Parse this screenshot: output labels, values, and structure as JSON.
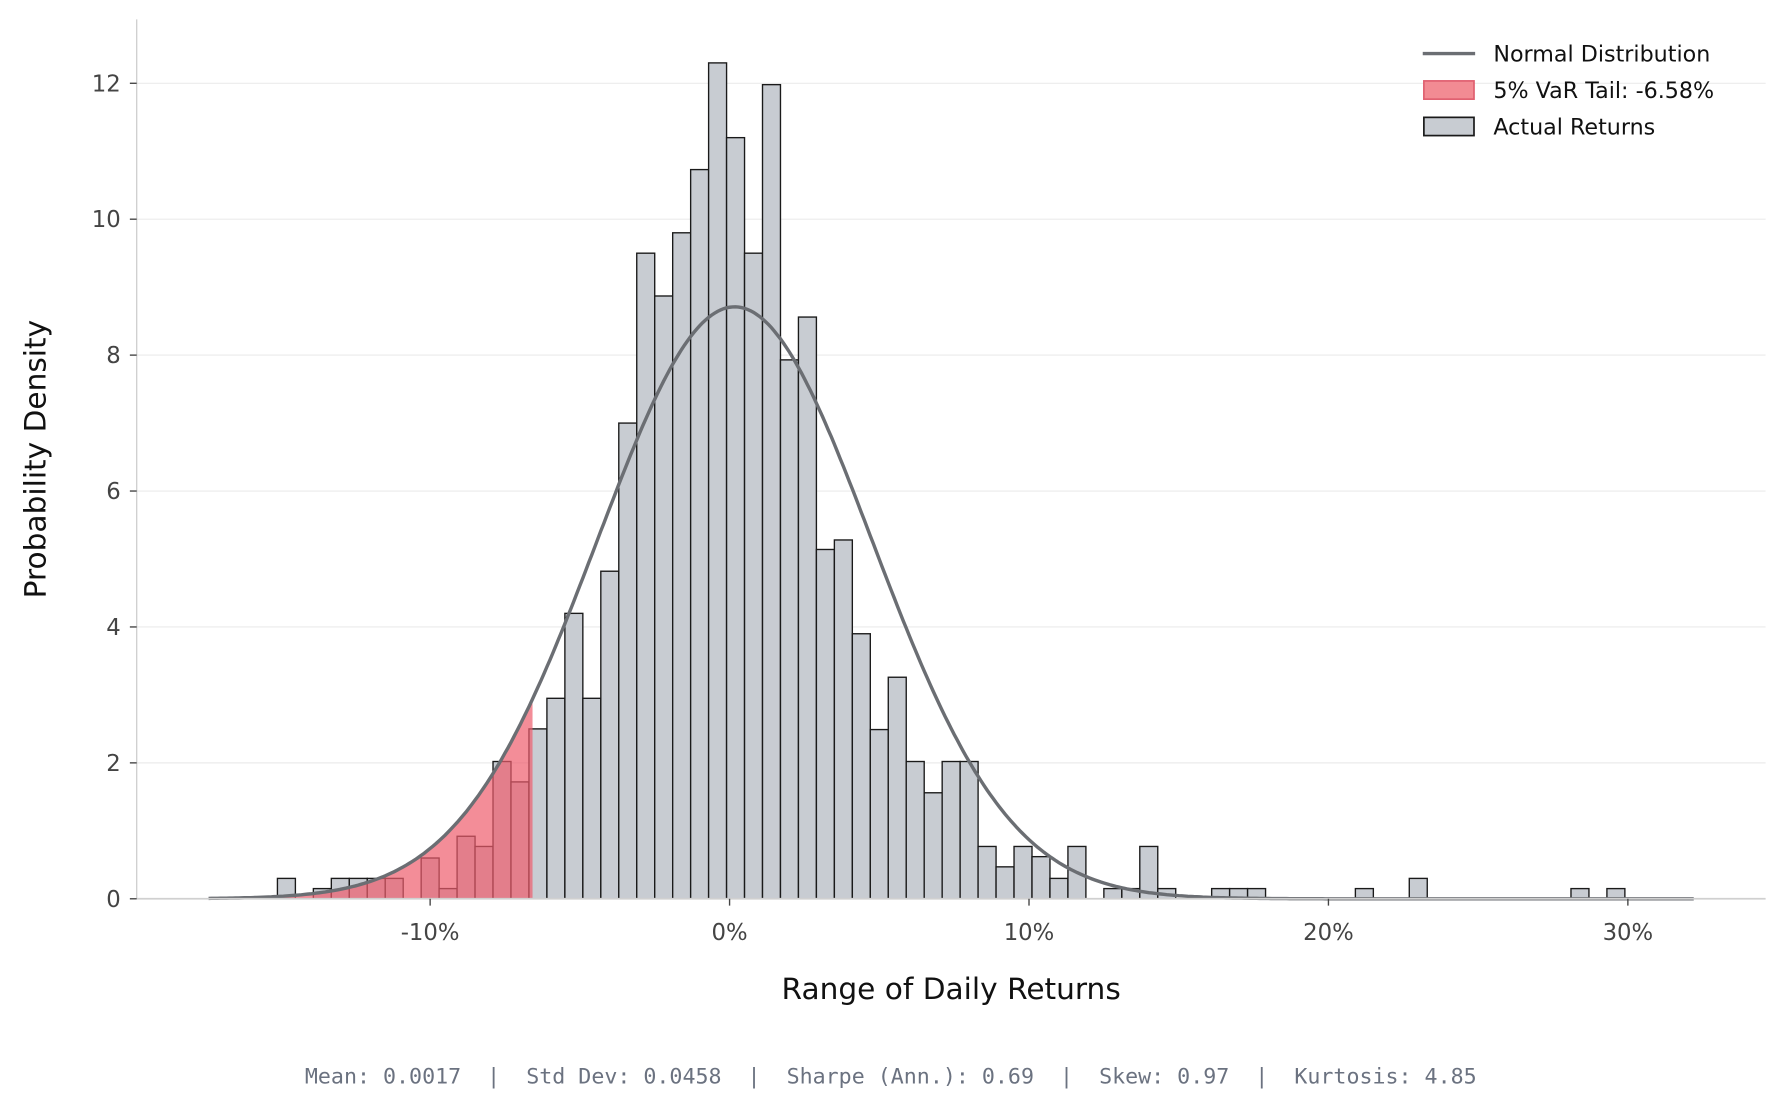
{
  "chart_data": {
    "type": "histogram",
    "xlabel": "Range of Daily Returns",
    "ylabel": "Probability Density",
    "x_unit": "percent",
    "xlim": [
      -19.8,
      34.6
    ],
    "ylim": [
      0,
      12.94
    ],
    "xticks": [
      -10,
      0,
      10,
      20,
      30
    ],
    "xtick_labels": [
      "-10%",
      "0%",
      "10%",
      "20%",
      "30%"
    ],
    "yticks": [
      0,
      2,
      4,
      6,
      8,
      10,
      12
    ],
    "ytick_labels": [
      "0",
      "2",
      "4",
      "6",
      "8",
      "10",
      "12"
    ],
    "grid": "horizontal",
    "legend_position": "top-right",
    "histogram": {
      "name": "Actual Returns",
      "bin_start": -15.1,
      "bin_width": 0.6,
      "densities": [
        0.3,
        0,
        0.15,
        0.3,
        0.3,
        0.3,
        0.3,
        0,
        0.6,
        0.15,
        0.92,
        0.77,
        2.02,
        1.72,
        2.5,
        2.95,
        4.2,
        2.95,
        4.82,
        7.0,
        9.5,
        8.87,
        9.8,
        10.73,
        12.3,
        11.2,
        9.5,
        11.98,
        7.93,
        8.56,
        5.14,
        5.28,
        3.9,
        2.49,
        3.26,
        2.02,
        1.56,
        2.02,
        2.02,
        0.77,
        0.47,
        0.77,
        0.62,
        0.3,
        0.77,
        0,
        0.15,
        0.15,
        0.77,
        0.15,
        0,
        0,
        0.15,
        0.15,
        0.15,
        0,
        0,
        0,
        0,
        0,
        0.15,
        0,
        0,
        0.3,
        0,
        0,
        0,
        0,
        0,
        0,
        0,
        0,
        0.15,
        0,
        0.15
      ],
      "color": "#c8ccd2",
      "edge_color": "#1a1a1a"
    },
    "normal_curve": {
      "name": "Normal Distribution",
      "mean": 0.0017,
      "std": 0.0458,
      "x_range": [
        -17.4,
        32.2
      ],
      "color": "#6b6e73"
    },
    "var_tail": {
      "name": "5% VaR Tail: -6.58%",
      "threshold": -6.58,
      "color": "#ee5d6c"
    },
    "legend": [
      "Normal Distribution",
      "5% VaR Tail: -6.58%",
      "Actual Returns"
    ],
    "stats_text": "Mean: 0.0017  |  Std Dev: 0.0458  |  Sharpe (Ann.): 0.69  |  Skew: 0.97  |  Kurtosis: 4.85"
  }
}
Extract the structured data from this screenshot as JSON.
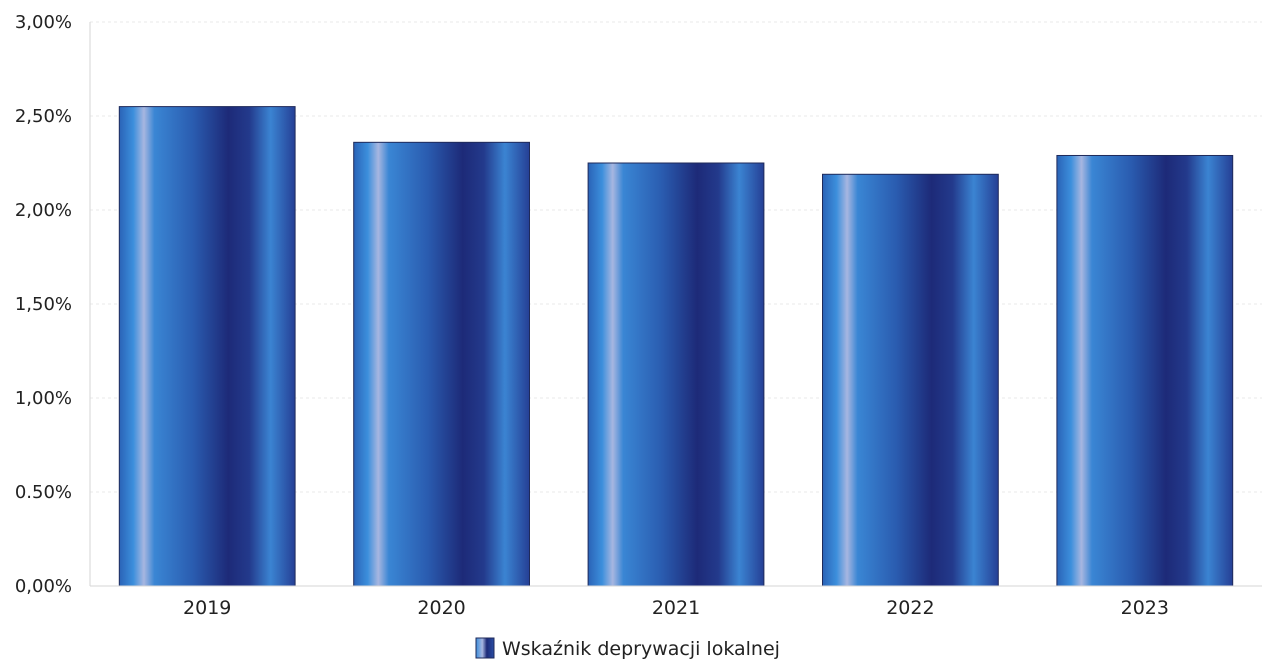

What you need to do:
Leave every image out, and retype the material exactly.

Written answer:
Parse this screenshot: output labels, values, and structure as JSON.
{
  "chart_data": {
    "type": "histogram",
    "xlabel": "Range of Daily Returns",
    "ylabel": "Probability Density",
    "x_unit": "percent",
    "xlim": [
      -19.8,
      34.6
    ],
    "ylim": [
      0,
      12.94
    ],
    "xticks": [
      -10,
      0,
      10,
      20,
      30
    ],
    "xtick_labels": [
      "-10%",
      "0%",
      "10%",
      "20%",
      "30%"
    ],
    "yticks": [
      0,
      2,
      4,
      6,
      8,
      10,
      12
    ],
    "ytick_labels": [
      "0",
      "2",
      "4",
      "6",
      "8",
      "10",
      "12"
    ],
    "grid": "horizontal",
    "legend_position": "top-right",
    "histogram": {
      "name": "Actual Returns",
      "bin_start": -15.1,
      "bin_width": 0.6,
      "densities": [
        0.3,
        0,
        0.15,
        0.3,
        0.3,
        0.3,
        0.3,
        0,
        0.6,
        0.15,
        0.92,
        0.77,
        2.02,
        1.72,
        2.5,
        2.95,
        4.2,
        2.95,
        4.82,
        7.0,
        9.5,
        8.87,
        9.8,
        10.73,
        12.3,
        11.2,
        9.5,
        11.98,
        7.93,
        8.56,
        5.14,
        5.28,
        3.9,
        2.49,
        3.26,
        2.02,
        1.56,
        2.02,
        2.02,
        0.77,
        0.47,
        0.77,
        0.62,
        0.3,
        0.77,
        0,
        0.15,
        0.15,
        0.77,
        0.15,
        0,
        0,
        0.15,
        0.15,
        0.15,
        0,
        0,
        0,
        0,
        0,
        0.15,
        0,
        0,
        0.3,
        0,
        0,
        0,
        0,
        0,
        0,
        0,
        0,
        0.15,
        0,
        0.15
      ],
      "color": "#c8ccd2",
      "edge_color": "#1a1a1a"
    },
    "normal_curve": {
      "name": "Normal Distribution",
      "mean": 0.0017,
      "std": 0.0458,
      "x_range": [
        -17.4,
        32.2
      ],
      "color": "#6b6e73"
    },
    "var_tail": {
      "name": "5% VaR Tail: -6.58%",
      "threshold": -6.58,
      "color": "#ee5d6c"
    },
    "legend": [
      "Normal Distribution",
      "5% VaR Tail: -6.58%",
      "Actual Returns"
    ],
    "stats_text": "Mean: 0.0017  |  Std Dev: 0.0458  |  Sharpe (Ann.): 0.69  |  Skew: 0.97  |  Kurtosis: 4.85"
  }
}
Extract the structured data from this screenshot as JSON.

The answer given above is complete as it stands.